§ What is expected: Omit all pictures, then retype the data exactly as given.
----
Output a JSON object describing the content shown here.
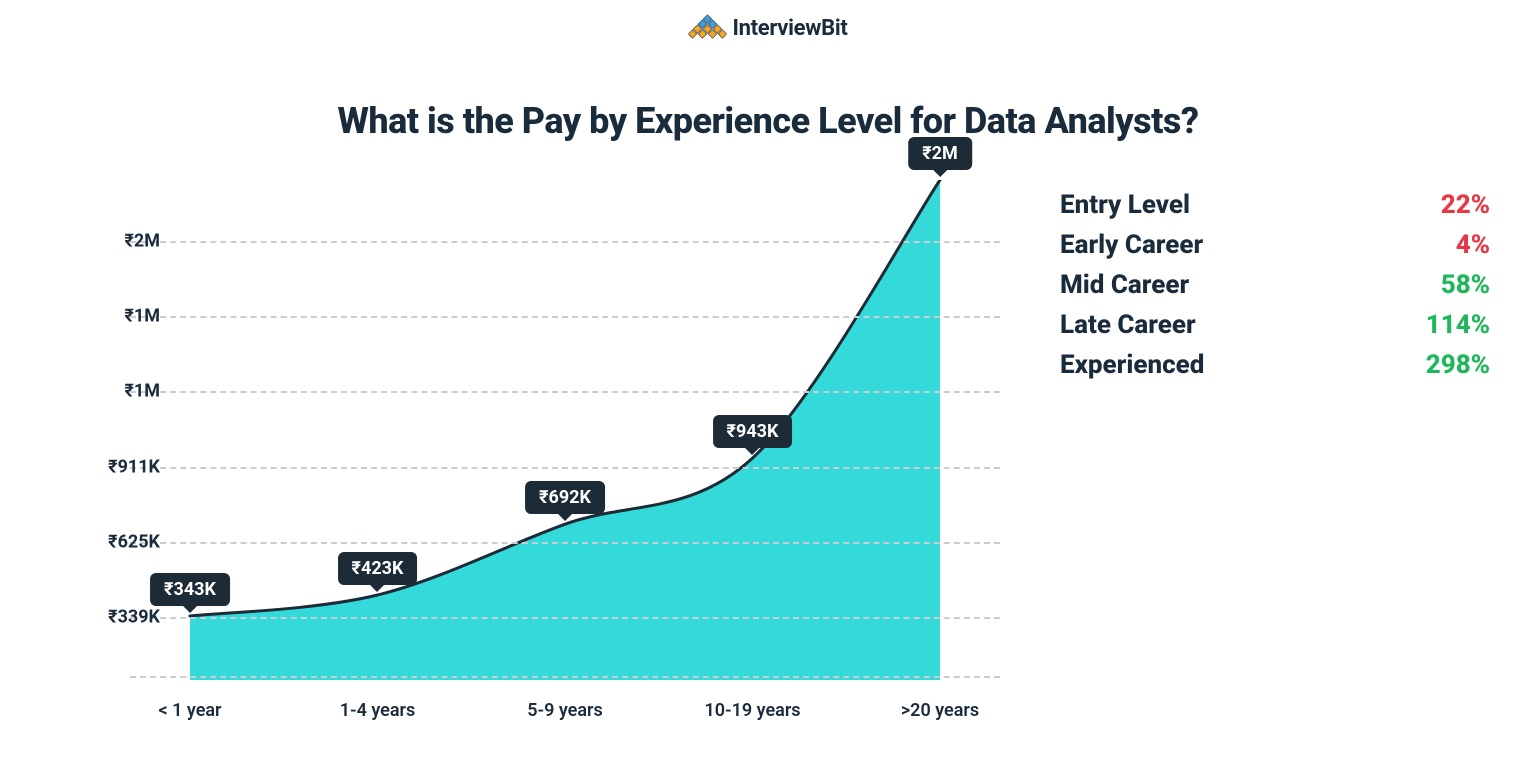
{
  "brand": {
    "name": "InterviewBit",
    "logo_colors": {
      "top": "#3aa0e0",
      "mid": "#f5a623",
      "low": "#f5a623",
      "outline": "#1a2b3c"
    }
  },
  "title": "What is the Pay by Experience Level for Data Analysts?",
  "chart": {
    "type": "area",
    "background_color": "#ffffff",
    "grid_color": "#c9ced3",
    "fill_color": "#34d9d9",
    "line_color": "#1d2b36",
    "line_width": 3,
    "y_axis": {
      "ticks": [
        {
          "label": "₹339K",
          "value": 339000
        },
        {
          "label": "₹625K",
          "value": 625000
        },
        {
          "label": "₹911K",
          "value": 911000
        },
        {
          "label": "₹1M",
          "value": 1197000
        },
        {
          "label": "₹1M",
          "value": 1483000
        },
        {
          "label": "₹2M",
          "value": 1769000
        }
      ],
      "min": 100000,
      "max": 2000000,
      "label_fontsize": 18,
      "label_fontweight": 700,
      "label_color": "#1a2b3c"
    },
    "x_axis": {
      "labels": [
        "< 1 year",
        "1-4 years",
        "5-9 years",
        "10-19 years",
        ">20 years"
      ],
      "label_fontsize": 18,
      "label_fontweight": 600,
      "label_color": "#1a2b3c"
    },
    "points": [
      {
        "x_index": 0,
        "value": 343000,
        "label": "₹343K"
      },
      {
        "x_index": 1,
        "value": 423000,
        "label": "₹423K"
      },
      {
        "x_index": 2,
        "value": 692000,
        "label": "₹692K"
      },
      {
        "x_index": 3,
        "value": 943000,
        "label": "₹943K"
      },
      {
        "x_index": 4,
        "value": 2000000,
        "label": "₹2M"
      }
    ],
    "tooltip": {
      "bg": "#1d2b36",
      "text_color": "#ffffff",
      "fontsize": 18,
      "fontweight": 700,
      "radius": 6
    }
  },
  "legend": {
    "label_color": "#1a2b3c",
    "label_fontsize": 26,
    "label_fontweight": 800,
    "value_fontsize": 26,
    "value_fontweight": 800,
    "colors": {
      "neg": "#e63946",
      "pos": "#1fb65c"
    },
    "rows": [
      {
        "label": "Entry Level",
        "value": "22%",
        "direction": "neg"
      },
      {
        "label": "Early Career",
        "value": "4%",
        "direction": "neg"
      },
      {
        "label": "Mid Career",
        "value": "58%",
        "direction": "pos"
      },
      {
        "label": "Late Career",
        "value": "114%",
        "direction": "pos"
      },
      {
        "label": "Experienced",
        "value": "298%",
        "direction": "pos"
      }
    ]
  }
}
----
§ Answer to the task:
Output a JSON object describing the content shown here.
{
  "brand": {
    "name": "InterviewBit",
    "logo_colors": {
      "top": "#3aa0e0",
      "mid": "#f5a623",
      "low": "#f5a623",
      "outline": "#1a2b3c"
    }
  },
  "title": "What is the Pay by Experience Level for Data Analysts?",
  "chart": {
    "type": "area",
    "background_color": "#ffffff",
    "grid_color": "#c9ced3",
    "fill_color": "#34d9d9",
    "line_color": "#1d2b36",
    "line_width": 3,
    "y_axis": {
      "ticks": [
        {
          "label": "₹339K",
          "value": 339000
        },
        {
          "label": "₹625K",
          "value": 625000
        },
        {
          "label": "₹911K",
          "value": 911000
        },
        {
          "label": "₹1M",
          "value": 1197000
        },
        {
          "label": "₹1M",
          "value": 1483000
        },
        {
          "label": "₹2M",
          "value": 1769000
        }
      ],
      "min": 100000,
      "max": 2000000,
      "label_fontsize": 18,
      "label_fontweight": 700,
      "label_color": "#1a2b3c"
    },
    "x_axis": {
      "labels": [
        "< 1 year",
        "1-4 years",
        "5-9 years",
        "10-19 years",
        ">20 years"
      ],
      "label_fontsize": 18,
      "label_fontweight": 600,
      "label_color": "#1a2b3c"
    },
    "points": [
      {
        "x_index": 0,
        "value": 343000,
        "label": "₹343K"
      },
      {
        "x_index": 1,
        "value": 423000,
        "label": "₹423K"
      },
      {
        "x_index": 2,
        "value": 692000,
        "label": "₹692K"
      },
      {
        "x_index": 3,
        "value": 943000,
        "label": "₹943K"
      },
      {
        "x_index": 4,
        "value": 2000000,
        "label": "₹2M"
      }
    ],
    "tooltip": {
      "bg": "#1d2b36",
      "text_color": "#ffffff",
      "fontsize": 18,
      "fontweight": 700,
      "radius": 6
    }
  },
  "legend": {
    "label_color": "#1a2b3c",
    "label_fontsize": 26,
    "label_fontweight": 800,
    "value_fontsize": 26,
    "value_fontweight": 800,
    "colors": {
      "neg": "#e63946",
      "pos": "#1fb65c"
    },
    "rows": [
      {
        "label": "Entry Level",
        "value": "22%",
        "direction": "neg"
      },
      {
        "label": "Early Career",
        "value": "4%",
        "direction": "neg"
      },
      {
        "label": "Mid Career",
        "value": "58%",
        "direction": "pos"
      },
      {
        "label": "Late Career",
        "value": "114%",
        "direction": "pos"
      },
      {
        "label": "Experienced",
        "value": "298%",
        "direction": "pos"
      }
    ]
  }
}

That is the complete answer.